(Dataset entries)
━━━━━━
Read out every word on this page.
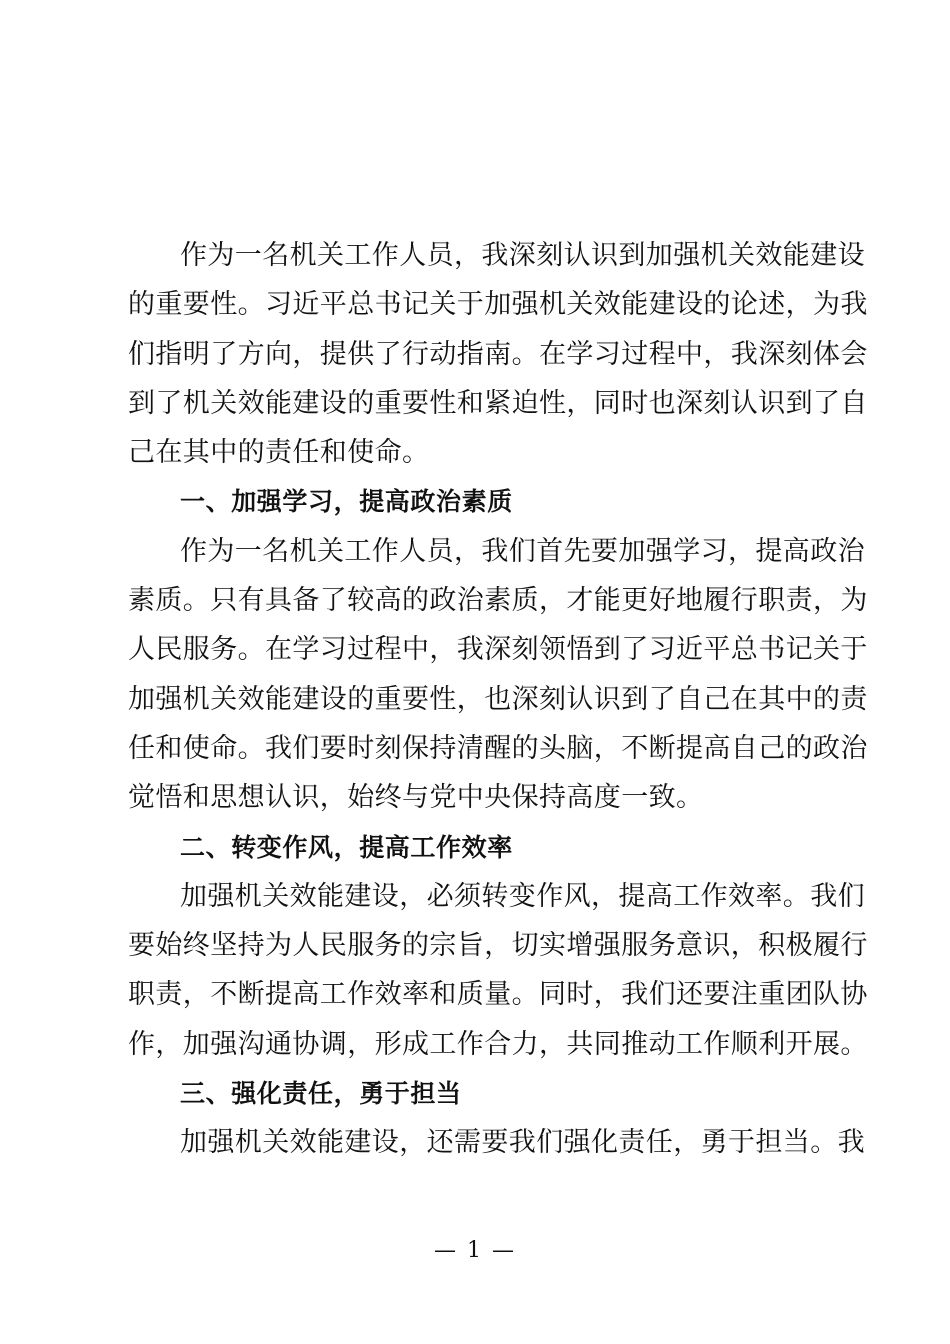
作为一名机关工作人员，我深刻认识到加强机关效能建设
的重要性。习近平总书记关于加强机关效能建设的论述，为我
们指明了方向，提供了行动指南。在学习过程中，我深刻体会
到了机关效能建设的重要性和紧迫性，同时也深刻认识到了自
己在其中的责任和使命。
一、加强学习，提高政治素质
作为一名机关工作人员，我们首先要加强学习，提高政治
素质。只有具备了较高的政治素质，才能更好地履行职责，为
人民服务。在学习过程中，我深刻领悟到了习近平总书记关于
加强机关效能建设的重要性，也深刻认识到了自己在其中的责
任和使命。我们要时刻保持清醒的头脑，不断提高自己的政治
觉悟和思想认识，始终与党中央保持高度一致。
二、转变作风，提高工作效率
加强机关效能建设，必须转变作风，提高工作效率。我们
要始终坚持为人民服务的宗旨，切实增强服务意识，积极履行
职责，不断提高工作效率和质量。同时，我们还要注重团队协
作，加强沟通协调，形成工作合力，共同推动工作顺利开展。
三、强化责任，勇于担当
加强机关效能建设，还需要我们强化责任，勇于担当。我
— 1 —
━━━━━━
Pick out the lines containing the string "作为一名机关工作人员" and show them.

作为一名机关工作人员，我深刻认识到加强机关效能建设
作为一名机关工作人员，我们首先要加强学习，提高政治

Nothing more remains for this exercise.